**STATED EXERCISE:**
Below are the records. List every line holding the word "xlabel".

— start of DATA LISTING —

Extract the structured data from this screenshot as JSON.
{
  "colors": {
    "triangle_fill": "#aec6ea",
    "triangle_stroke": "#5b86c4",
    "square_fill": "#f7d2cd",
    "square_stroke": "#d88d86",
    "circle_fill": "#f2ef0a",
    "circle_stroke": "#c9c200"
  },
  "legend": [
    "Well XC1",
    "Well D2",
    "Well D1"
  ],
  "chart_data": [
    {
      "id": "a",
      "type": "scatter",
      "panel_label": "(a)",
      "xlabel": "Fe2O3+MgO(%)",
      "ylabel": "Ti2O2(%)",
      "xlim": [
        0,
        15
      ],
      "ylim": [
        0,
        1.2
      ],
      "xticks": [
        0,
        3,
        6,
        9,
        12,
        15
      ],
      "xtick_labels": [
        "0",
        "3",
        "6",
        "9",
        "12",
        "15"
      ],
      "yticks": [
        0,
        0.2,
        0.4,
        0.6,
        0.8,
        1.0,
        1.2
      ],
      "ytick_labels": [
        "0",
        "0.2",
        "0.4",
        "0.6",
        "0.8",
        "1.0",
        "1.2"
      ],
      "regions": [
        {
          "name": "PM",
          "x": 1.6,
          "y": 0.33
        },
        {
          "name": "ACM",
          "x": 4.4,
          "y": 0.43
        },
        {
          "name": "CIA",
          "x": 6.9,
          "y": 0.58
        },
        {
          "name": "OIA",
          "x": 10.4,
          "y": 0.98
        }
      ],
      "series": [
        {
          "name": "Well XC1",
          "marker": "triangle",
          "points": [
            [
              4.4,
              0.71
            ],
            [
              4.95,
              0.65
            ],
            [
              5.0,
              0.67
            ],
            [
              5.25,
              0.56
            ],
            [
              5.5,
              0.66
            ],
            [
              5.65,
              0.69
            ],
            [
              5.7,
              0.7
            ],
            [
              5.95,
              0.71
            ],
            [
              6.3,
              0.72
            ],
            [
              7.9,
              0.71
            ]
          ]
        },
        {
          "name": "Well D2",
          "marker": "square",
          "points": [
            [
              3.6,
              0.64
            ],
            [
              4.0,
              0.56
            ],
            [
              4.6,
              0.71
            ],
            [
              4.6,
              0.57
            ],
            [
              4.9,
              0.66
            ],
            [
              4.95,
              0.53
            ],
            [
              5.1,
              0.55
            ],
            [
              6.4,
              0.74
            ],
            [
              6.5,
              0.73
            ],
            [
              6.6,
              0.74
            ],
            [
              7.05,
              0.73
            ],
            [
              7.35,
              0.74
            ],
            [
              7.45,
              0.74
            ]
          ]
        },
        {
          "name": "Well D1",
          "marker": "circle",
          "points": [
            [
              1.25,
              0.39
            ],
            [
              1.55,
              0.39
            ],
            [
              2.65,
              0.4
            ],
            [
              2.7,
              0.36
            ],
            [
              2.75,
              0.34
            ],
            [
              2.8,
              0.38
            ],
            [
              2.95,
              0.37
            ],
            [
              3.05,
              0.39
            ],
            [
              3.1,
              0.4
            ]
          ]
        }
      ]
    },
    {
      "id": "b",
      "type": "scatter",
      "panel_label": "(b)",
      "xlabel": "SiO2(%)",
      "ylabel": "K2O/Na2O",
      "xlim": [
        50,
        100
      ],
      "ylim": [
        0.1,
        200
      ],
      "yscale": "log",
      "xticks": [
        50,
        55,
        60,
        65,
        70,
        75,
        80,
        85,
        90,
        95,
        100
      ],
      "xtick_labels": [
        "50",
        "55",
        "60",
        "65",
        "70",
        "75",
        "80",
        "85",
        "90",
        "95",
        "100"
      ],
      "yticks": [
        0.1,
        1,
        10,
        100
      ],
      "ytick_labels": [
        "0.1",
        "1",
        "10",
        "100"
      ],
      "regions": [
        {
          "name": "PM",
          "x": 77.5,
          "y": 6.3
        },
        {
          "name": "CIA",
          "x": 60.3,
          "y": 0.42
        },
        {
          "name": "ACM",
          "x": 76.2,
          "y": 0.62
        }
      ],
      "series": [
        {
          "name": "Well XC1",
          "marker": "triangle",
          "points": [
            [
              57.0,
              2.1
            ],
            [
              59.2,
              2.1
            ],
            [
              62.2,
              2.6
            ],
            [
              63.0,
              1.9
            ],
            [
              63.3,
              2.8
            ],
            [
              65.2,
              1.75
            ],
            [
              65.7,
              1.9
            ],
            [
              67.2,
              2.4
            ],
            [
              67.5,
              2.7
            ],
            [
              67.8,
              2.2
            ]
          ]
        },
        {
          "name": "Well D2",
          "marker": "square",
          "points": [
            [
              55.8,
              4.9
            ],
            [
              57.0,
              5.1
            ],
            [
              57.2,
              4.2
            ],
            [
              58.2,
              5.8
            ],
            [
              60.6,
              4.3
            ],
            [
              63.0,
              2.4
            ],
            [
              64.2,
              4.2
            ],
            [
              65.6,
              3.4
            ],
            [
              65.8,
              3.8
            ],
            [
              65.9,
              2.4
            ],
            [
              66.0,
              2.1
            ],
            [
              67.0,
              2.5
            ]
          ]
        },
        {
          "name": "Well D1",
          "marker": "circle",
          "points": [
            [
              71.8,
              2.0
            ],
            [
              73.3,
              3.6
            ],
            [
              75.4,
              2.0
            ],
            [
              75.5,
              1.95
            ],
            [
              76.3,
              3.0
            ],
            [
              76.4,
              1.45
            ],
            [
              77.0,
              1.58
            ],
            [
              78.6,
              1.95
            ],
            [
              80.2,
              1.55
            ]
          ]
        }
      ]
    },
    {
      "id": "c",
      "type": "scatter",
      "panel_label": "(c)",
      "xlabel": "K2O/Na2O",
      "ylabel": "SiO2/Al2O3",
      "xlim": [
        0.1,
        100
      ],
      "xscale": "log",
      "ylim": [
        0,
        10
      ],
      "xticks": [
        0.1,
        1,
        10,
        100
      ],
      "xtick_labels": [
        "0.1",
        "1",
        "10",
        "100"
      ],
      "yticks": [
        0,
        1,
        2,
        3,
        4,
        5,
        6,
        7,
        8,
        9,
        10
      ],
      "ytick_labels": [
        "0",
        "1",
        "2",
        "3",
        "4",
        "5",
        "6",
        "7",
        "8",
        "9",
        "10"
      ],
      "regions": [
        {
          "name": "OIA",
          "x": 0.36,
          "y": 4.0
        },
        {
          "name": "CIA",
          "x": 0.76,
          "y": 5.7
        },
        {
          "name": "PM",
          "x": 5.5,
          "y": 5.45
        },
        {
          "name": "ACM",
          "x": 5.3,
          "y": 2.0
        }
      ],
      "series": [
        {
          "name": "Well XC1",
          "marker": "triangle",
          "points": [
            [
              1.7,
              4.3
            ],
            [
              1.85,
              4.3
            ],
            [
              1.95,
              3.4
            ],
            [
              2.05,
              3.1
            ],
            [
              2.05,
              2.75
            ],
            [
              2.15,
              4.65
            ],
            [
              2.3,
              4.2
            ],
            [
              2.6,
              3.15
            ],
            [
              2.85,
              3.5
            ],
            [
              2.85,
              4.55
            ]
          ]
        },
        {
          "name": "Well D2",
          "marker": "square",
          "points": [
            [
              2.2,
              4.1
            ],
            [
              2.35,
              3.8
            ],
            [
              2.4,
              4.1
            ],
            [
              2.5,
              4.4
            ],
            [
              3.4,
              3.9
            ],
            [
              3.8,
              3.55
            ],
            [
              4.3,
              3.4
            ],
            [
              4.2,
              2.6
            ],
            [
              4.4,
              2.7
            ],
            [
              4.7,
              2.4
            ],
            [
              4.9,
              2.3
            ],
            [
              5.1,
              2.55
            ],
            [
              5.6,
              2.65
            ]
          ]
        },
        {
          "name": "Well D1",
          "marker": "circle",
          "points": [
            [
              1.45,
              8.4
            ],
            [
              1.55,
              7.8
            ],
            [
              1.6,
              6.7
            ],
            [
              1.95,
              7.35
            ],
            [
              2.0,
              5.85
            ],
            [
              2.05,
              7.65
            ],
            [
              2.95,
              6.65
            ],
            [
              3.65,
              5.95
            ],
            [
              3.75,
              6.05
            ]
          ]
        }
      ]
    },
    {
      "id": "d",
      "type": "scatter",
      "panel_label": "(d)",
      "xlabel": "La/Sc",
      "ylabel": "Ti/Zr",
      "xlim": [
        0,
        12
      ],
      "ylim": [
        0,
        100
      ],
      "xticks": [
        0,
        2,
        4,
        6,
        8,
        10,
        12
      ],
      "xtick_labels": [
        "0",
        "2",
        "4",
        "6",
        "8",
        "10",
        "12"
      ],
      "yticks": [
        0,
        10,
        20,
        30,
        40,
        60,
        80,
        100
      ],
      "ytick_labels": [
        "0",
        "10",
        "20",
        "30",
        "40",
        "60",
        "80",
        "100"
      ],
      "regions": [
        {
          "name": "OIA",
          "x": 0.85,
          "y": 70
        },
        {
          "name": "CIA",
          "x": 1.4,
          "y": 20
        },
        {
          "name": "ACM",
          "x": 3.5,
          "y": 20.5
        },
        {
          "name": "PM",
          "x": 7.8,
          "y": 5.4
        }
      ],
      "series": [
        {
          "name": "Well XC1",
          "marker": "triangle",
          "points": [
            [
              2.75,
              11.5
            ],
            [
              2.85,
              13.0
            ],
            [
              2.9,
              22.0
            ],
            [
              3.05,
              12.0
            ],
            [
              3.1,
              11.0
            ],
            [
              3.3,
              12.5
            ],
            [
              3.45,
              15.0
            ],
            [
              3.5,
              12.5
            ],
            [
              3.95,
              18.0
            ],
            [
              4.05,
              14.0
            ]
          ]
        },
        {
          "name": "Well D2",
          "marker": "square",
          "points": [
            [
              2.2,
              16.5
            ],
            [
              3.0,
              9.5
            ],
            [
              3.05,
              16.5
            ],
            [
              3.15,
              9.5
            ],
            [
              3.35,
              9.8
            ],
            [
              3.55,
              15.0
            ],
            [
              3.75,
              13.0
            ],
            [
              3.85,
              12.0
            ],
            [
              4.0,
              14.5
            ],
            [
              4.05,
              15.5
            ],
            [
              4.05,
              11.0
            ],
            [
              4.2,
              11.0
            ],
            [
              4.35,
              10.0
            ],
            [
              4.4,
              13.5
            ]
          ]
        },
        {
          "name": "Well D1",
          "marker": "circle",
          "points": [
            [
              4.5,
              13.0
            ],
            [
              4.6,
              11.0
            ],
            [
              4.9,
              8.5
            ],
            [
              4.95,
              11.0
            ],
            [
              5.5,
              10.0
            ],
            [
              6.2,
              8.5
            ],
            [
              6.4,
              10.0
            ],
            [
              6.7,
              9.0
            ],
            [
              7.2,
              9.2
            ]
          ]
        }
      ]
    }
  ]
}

— end of DATA LISTING —

**ANSWER TO THIS EXERCISE:**
      "xlabel": "Fe2O3+MgO(%)",
      "xlabel": "SiO2(%)",
      "xlabel": "K2O/Na2O",
      "xlabel": "La/Sc",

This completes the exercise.